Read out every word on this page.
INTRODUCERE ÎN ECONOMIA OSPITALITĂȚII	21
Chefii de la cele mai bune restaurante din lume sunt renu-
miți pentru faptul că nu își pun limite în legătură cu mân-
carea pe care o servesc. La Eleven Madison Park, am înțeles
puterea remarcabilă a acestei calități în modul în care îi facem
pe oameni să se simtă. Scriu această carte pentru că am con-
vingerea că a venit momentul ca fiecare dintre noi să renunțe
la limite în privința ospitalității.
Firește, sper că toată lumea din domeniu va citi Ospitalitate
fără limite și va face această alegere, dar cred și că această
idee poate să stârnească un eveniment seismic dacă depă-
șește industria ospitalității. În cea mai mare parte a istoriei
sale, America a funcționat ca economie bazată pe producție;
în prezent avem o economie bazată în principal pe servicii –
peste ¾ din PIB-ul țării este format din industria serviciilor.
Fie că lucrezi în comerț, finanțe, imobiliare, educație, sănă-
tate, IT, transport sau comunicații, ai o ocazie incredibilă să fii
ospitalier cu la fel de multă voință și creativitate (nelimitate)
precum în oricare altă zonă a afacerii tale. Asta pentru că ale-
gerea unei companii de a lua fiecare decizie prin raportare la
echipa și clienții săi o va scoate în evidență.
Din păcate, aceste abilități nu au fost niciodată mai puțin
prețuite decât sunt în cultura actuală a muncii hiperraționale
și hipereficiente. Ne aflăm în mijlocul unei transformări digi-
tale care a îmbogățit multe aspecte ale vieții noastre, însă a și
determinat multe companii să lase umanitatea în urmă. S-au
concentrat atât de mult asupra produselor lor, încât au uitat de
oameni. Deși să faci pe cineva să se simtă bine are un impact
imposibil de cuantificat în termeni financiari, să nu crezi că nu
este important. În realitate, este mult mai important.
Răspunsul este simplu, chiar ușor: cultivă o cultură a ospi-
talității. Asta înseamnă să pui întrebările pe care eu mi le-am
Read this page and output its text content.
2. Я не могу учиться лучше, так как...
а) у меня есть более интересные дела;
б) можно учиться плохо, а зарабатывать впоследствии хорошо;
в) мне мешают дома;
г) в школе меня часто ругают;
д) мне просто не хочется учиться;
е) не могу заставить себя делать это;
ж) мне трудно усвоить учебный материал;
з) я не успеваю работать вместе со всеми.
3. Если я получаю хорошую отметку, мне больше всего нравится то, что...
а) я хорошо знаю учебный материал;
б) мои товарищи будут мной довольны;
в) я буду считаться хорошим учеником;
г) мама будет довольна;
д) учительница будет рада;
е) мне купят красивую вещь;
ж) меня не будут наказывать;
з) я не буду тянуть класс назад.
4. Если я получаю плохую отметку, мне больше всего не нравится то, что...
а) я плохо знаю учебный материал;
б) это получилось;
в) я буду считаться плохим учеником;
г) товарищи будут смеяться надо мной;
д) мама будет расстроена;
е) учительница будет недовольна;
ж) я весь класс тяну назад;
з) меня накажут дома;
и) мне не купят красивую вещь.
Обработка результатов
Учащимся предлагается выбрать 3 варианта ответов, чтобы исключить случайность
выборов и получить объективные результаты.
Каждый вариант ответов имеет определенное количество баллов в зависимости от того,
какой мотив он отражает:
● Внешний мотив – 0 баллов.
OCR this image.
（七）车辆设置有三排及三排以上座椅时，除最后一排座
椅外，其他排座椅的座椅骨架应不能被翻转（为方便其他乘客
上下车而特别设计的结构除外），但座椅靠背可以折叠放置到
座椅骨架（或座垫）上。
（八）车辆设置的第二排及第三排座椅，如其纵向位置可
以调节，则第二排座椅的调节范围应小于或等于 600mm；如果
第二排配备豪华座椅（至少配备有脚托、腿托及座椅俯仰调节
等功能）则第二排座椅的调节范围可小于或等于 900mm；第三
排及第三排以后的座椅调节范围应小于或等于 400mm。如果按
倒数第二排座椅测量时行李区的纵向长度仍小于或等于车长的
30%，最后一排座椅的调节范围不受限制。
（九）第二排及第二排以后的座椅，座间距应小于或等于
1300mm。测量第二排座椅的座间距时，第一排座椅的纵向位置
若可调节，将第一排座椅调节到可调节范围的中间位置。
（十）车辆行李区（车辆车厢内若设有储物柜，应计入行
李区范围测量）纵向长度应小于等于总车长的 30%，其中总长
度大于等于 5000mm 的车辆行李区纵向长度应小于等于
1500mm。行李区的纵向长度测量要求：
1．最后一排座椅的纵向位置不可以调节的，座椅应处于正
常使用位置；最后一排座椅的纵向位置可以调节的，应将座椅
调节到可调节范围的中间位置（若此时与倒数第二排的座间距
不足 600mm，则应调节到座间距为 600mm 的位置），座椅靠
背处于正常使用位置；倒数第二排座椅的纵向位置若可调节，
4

**Set exercise:**
Your task is to output all of the data above word for word.

**Written answer:**
Read out every word on this page.
INTRODUCERE ÎN ECONOMIA OSPITALITĂȚII	21
Chefii de la cele mai bune restaurante din lume sunt renu-
miți pentru faptul că nu își pun limite în legătură cu mân-
carea pe care o servesc. La Eleven Madison Park, am înțeles
puterea remarcabilă a acestei calități în modul în care îi facem
pe oameni să se simtă. Scriu această carte pentru că am con-
vingerea că a venit momentul ca fiecare dintre noi să renunțe
la limite în privința ospitalității.
Firește, sper că toată lumea din domeniu va citi Ospitalitate
fără limite și va face această alegere, dar cred și că această
idee poate să stârnească un eveniment seismic dacă depă-
șește industria ospitalității. În cea mai mare parte a istoriei
sale, America a funcționat ca economie bazată pe producție;
în prezent avem o economie bazată în principal pe servicii –
peste ¾ din PIB-ul țării este format din industria serviciilor.
Fie că lucrezi în comerț, finanțe, imobiliare, educație, sănă-
tate, IT, transport sau comunicații, ai o ocazie incredibilă să fii
ospitalier cu la fel de multă voință și creativitate (nelimitate)
precum în oricare altă zonă a afacerii tale. Asta pentru că ale-
gerea unei companii de a lua fiecare decizie prin raportare la
echipa și clienții săi o va scoate în evidență.
Din păcate, aceste abilități nu au fost niciodată mai puțin
prețuite decât sunt în cultura actuală a muncii hiperraționale
și hipereficiente. Ne aflăm în mijlocul unei transformări digi-
tale care a îmbogățit multe aspecte ale vieții noastre, însă a și
determinat multe companii să lase umanitatea în urmă. S-au
concentrat atât de mult asupra produselor lor, încât au uitat de
oameni. Deși să faci pe cineva să se simtă bine are un impact
imposibil de cuantificat în termeni financiari, să nu crezi că nu
este important. În realitate, este mult mai important.
Răspunsul este simplu, chiar ușor: cultivă o cultură a ospi-
talității. Asta înseamnă să pui întrebările pe care eu mi le-am
Read this page and output its text content.
2. Я не могу учиться лучше, так как...
а) у меня есть более интересные дела;
б) можно учиться плохо, а зарабатывать впоследствии хорошо;
в) мне мешают дома;
г) в школе меня часто ругают;
д) мне просто не хочется учиться;
е) не могу заставить себя делать это;
ж) мне трудно усвоить учебный материал;
з) я не успеваю работать вместе со всеми.
3. Если я получаю хорошую отметку, мне больше всего нравится то, что...
а) я хорошо знаю учебный материал;
б) мои товарищи будут мной довольны;
в) я буду считаться хорошим учеником;
г) мама будет довольна;
д) учительница будет рада;
е) мне купят красивую вещь;
ж) меня не будут наказывать;
з) я не буду тянуть класс назад.
4. Если я получаю плохую отметку, мне больше всего не нравится то, что...
а) я плохо знаю учебный материал;
б) это получилось;
в) я буду считаться плохим учеником;
г) товарищи будут смеяться надо мной;
д) мама будет расстроена;
е) учительница будет недовольна;
ж) я весь класс тяну назад;
з) меня накажут дома;
и) мне не купят красивую вещь.
Обработка результатов
Учащимся предлагается выбрать 3 варианта ответов, чтобы исключить случайность
выборов и получить объективные результаты.
Каждый вариант ответов имеет определенное количество баллов в зависимости от того,
какой мотив он отражает:
● Внешний мотив – 0 баллов.
OCR this image.
（七）车辆设置有三排及三排以上座椅时，除最后一排座
椅外，其他排座椅的座椅骨架应不能被翻转（为方便其他乘客
上下车而特别设计的结构除外），但座椅靠背可以折叠放置到
座椅骨架（或座垫）上。
（八）车辆设置的第二排及第三排座椅，如其纵向位置可
以调节，则第二排座椅的调节范围应小于或等于 600mm；如果
第二排配备豪华座椅（至少配备有脚托、腿托及座椅俯仰调节
等功能）则第二排座椅的调节范围可小于或等于 900mm；第三
排及第三排以后的座椅调节范围应小于或等于 400mm。如果按
倒数第二排座椅测量时行李区的纵向长度仍小于或等于车长的
30%，最后一排座椅的调节范围不受限制。
（九）第二排及第二排以后的座椅，座间距应小于或等于
1300mm。测量第二排座椅的座间距时，第一排座椅的纵向位置
若可调节，将第一排座椅调节到可调节范围的中间位置。
（十）车辆行李区（车辆车厢内若设有储物柜，应计入行
李区范围测量）纵向长度应小于等于总车长的 30%，其中总长
度大于等于 5000mm 的车辆行李区纵向长度应小于等于
1500mm。行李区的纵向长度测量要求：
1．最后一排座椅的纵向位置不可以调节的，座椅应处于正
常使用位置；最后一排座椅的纵向位置可以调节的，应将座椅
调节到可调节范围的中间位置（若此时与倒数第二排的座间距
不足 600mm，则应调节到座间距为 600mm 的位置），座椅靠
背处于正常使用位置；倒数第二排座椅的纵向位置若可调节，
4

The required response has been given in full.